======== Dataset rows

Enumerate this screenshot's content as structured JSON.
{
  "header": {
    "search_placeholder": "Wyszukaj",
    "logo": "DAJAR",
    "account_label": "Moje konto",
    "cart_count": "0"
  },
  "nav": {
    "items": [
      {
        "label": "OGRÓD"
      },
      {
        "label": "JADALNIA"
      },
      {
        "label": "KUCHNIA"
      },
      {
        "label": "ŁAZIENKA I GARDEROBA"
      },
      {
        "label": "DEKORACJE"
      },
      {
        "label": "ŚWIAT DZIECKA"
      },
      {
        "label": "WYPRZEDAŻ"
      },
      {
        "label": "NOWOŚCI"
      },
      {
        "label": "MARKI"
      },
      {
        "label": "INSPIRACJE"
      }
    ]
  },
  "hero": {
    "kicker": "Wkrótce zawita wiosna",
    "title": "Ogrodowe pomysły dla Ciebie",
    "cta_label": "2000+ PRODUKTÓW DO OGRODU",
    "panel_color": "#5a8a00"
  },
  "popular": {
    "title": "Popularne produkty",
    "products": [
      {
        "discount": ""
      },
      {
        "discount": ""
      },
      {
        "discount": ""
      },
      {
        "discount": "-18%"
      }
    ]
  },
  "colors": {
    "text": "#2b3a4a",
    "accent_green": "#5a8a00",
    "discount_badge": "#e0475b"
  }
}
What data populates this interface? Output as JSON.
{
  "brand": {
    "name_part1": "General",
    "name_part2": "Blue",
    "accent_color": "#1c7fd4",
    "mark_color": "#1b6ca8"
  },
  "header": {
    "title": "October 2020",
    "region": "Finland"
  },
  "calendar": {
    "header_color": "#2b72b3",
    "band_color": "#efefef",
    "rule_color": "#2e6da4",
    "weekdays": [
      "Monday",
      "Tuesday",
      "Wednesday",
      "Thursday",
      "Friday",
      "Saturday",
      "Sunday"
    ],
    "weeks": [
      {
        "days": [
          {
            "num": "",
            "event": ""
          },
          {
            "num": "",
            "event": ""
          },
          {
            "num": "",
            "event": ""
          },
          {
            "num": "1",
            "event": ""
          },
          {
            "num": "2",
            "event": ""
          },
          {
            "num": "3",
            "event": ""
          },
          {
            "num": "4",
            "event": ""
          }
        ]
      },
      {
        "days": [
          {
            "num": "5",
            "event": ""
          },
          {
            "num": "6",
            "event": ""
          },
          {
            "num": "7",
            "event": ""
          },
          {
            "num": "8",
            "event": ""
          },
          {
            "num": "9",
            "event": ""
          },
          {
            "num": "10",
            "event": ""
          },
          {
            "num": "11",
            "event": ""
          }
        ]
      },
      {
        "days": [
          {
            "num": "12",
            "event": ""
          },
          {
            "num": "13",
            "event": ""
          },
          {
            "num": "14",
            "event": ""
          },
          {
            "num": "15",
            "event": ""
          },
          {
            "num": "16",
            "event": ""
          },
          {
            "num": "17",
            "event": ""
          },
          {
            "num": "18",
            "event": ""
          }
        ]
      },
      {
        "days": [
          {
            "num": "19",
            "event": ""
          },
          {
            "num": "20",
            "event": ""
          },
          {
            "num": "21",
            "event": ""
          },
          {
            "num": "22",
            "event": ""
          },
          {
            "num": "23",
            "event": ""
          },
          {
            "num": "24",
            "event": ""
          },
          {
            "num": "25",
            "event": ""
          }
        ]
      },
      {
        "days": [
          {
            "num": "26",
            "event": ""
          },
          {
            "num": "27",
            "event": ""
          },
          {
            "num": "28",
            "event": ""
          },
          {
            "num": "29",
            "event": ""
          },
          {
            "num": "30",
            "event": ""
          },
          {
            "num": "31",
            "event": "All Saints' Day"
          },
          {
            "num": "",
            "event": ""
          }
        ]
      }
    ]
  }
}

================

● **Requirement**:
Return each line of the listing that holds the string "title".

● **Answer for this exercise**:
    "title": "Ogrodowe pomysły dla Ciebie",
    "title": "Popularne produkty",
    "title": "October 2020",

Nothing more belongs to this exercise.